## START Exercise inputs
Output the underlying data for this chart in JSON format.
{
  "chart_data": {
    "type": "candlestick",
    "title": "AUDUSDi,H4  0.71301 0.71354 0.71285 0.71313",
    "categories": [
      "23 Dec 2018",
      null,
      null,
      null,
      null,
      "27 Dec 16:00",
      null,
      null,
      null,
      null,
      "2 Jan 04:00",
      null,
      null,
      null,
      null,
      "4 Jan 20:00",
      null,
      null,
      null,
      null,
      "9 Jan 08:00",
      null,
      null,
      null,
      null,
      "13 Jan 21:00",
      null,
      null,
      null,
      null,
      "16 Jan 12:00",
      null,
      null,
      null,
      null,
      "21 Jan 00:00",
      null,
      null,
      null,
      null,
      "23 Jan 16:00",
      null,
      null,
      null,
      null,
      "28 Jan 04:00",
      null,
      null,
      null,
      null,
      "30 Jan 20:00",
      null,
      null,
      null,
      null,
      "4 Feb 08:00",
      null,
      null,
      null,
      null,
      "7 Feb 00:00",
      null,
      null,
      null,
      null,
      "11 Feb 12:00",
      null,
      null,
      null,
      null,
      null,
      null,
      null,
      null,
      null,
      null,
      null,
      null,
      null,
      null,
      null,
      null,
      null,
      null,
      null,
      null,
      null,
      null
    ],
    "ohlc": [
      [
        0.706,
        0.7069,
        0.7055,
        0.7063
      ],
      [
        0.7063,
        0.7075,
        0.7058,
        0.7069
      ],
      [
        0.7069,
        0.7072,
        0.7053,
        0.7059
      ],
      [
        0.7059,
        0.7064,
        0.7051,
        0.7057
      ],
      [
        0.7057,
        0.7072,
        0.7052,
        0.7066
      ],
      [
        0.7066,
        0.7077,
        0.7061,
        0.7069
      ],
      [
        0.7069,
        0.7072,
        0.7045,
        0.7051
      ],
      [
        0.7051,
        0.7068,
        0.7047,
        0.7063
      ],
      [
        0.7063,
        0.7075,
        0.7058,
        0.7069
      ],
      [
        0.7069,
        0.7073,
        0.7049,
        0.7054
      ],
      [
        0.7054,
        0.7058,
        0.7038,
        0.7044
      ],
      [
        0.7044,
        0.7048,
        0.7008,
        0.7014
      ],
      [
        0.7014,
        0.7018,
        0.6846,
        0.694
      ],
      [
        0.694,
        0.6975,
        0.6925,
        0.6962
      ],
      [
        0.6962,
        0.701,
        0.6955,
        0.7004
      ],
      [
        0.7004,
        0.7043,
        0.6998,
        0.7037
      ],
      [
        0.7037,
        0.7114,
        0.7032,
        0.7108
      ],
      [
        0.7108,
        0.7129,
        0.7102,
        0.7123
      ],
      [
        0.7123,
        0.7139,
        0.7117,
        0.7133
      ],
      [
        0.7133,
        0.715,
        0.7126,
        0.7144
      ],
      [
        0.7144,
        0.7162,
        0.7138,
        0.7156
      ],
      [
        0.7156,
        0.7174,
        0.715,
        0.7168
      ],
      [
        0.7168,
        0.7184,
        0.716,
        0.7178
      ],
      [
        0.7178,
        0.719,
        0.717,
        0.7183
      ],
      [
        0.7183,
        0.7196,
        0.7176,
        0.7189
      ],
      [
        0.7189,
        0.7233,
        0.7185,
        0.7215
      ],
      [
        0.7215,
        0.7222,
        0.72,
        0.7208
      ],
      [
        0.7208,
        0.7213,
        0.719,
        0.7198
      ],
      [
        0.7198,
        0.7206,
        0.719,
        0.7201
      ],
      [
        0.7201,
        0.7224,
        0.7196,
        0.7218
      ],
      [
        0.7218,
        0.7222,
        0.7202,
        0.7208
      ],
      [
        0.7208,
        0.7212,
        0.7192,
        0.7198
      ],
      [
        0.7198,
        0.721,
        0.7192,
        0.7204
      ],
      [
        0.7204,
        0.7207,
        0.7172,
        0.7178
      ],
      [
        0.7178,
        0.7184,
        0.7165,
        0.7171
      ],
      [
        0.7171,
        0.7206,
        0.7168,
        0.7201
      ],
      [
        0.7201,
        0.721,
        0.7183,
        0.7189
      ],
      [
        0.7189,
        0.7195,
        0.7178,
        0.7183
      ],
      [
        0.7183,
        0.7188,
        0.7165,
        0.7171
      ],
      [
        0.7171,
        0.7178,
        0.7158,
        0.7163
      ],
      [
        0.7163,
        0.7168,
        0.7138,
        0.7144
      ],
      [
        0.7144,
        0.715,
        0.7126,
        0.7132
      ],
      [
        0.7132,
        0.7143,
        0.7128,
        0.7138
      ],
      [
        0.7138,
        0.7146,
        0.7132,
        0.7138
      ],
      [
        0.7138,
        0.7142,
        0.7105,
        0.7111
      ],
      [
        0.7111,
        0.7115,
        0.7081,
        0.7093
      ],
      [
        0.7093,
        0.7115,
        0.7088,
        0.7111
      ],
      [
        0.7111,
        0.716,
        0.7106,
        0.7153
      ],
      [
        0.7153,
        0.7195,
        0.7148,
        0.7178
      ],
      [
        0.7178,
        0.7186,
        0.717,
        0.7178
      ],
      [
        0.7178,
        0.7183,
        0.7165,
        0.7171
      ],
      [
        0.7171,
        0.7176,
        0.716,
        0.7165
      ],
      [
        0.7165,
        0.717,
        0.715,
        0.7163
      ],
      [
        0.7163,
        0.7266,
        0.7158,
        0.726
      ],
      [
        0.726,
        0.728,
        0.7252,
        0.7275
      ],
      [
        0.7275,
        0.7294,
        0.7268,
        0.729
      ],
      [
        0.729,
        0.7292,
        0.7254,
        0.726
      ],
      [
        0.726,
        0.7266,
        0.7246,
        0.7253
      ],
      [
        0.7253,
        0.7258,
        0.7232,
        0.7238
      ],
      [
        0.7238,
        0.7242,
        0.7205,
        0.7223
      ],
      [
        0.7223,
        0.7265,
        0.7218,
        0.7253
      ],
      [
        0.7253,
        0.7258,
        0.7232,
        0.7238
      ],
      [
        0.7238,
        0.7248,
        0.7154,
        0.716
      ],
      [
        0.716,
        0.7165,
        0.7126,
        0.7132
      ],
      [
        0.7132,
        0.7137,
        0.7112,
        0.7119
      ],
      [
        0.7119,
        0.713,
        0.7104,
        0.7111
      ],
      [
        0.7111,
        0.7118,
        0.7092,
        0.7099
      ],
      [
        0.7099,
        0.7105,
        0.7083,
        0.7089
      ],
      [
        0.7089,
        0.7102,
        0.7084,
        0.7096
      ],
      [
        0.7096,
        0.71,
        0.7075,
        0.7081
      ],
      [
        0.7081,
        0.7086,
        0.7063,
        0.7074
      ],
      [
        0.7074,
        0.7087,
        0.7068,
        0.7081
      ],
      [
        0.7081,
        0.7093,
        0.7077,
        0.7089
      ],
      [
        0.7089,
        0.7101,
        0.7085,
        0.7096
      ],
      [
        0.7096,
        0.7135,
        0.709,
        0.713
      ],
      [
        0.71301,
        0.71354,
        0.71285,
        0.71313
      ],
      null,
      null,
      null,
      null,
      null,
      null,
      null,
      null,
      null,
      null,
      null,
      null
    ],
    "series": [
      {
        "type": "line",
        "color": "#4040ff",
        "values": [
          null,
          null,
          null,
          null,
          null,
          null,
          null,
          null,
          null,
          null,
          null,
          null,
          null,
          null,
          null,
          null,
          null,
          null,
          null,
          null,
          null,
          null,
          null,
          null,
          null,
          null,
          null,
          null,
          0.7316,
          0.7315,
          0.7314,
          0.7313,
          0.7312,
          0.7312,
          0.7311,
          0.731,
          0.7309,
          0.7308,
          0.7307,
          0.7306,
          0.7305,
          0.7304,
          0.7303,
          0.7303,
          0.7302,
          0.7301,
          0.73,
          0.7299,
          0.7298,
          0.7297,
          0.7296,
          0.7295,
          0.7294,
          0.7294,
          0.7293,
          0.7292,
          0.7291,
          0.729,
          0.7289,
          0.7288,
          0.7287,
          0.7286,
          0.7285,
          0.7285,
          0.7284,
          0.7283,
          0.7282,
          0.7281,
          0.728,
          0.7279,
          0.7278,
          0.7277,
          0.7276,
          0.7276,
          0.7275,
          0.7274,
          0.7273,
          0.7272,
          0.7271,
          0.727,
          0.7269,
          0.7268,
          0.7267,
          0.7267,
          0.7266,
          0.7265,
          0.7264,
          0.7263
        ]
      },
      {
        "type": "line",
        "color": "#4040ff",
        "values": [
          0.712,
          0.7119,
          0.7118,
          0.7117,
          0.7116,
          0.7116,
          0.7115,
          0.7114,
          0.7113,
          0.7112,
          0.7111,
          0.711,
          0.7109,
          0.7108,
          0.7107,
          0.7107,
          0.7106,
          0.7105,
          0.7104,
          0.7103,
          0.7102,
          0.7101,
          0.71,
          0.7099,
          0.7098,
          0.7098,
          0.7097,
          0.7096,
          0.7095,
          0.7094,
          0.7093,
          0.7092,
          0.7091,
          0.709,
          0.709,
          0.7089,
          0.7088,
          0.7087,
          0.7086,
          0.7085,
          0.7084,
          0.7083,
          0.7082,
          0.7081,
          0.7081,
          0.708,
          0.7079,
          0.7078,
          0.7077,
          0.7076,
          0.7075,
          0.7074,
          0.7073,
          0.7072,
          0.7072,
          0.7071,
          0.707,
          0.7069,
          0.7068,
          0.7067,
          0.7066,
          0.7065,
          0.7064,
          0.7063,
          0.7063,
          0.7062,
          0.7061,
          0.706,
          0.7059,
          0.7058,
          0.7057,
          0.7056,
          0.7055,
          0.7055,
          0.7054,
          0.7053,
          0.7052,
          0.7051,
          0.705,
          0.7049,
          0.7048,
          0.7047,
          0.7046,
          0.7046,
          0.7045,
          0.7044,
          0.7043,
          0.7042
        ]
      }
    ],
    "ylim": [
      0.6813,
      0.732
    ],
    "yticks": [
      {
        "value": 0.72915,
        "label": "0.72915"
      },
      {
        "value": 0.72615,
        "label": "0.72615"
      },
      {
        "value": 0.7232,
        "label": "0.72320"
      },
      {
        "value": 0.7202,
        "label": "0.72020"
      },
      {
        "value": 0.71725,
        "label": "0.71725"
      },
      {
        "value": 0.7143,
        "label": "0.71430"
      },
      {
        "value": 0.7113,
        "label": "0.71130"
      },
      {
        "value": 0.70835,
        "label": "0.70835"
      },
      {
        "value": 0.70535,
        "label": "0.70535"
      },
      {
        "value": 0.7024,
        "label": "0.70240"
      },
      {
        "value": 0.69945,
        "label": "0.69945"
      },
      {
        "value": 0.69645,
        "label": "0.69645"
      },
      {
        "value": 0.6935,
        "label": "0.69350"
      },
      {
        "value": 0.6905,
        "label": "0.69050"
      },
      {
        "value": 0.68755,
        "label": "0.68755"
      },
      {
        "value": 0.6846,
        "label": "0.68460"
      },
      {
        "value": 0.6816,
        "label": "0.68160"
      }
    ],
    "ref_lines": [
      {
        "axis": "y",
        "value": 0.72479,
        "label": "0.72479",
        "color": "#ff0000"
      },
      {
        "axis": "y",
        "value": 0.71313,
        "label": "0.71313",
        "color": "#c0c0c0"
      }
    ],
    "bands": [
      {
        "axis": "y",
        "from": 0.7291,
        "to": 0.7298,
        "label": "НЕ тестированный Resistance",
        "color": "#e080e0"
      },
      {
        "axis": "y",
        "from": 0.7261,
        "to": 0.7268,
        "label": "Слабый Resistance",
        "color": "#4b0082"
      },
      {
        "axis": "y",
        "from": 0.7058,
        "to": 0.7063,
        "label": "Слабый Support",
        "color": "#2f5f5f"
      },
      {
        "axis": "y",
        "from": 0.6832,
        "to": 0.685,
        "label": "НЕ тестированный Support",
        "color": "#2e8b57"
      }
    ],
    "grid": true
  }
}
## END Exercise inputs
- Exercise prompt
Identify lines with the string "Resistance". Copy each one.

- The response
        "label": "НЕ тестированный Resistance",
        "label": "Слабый Resistance",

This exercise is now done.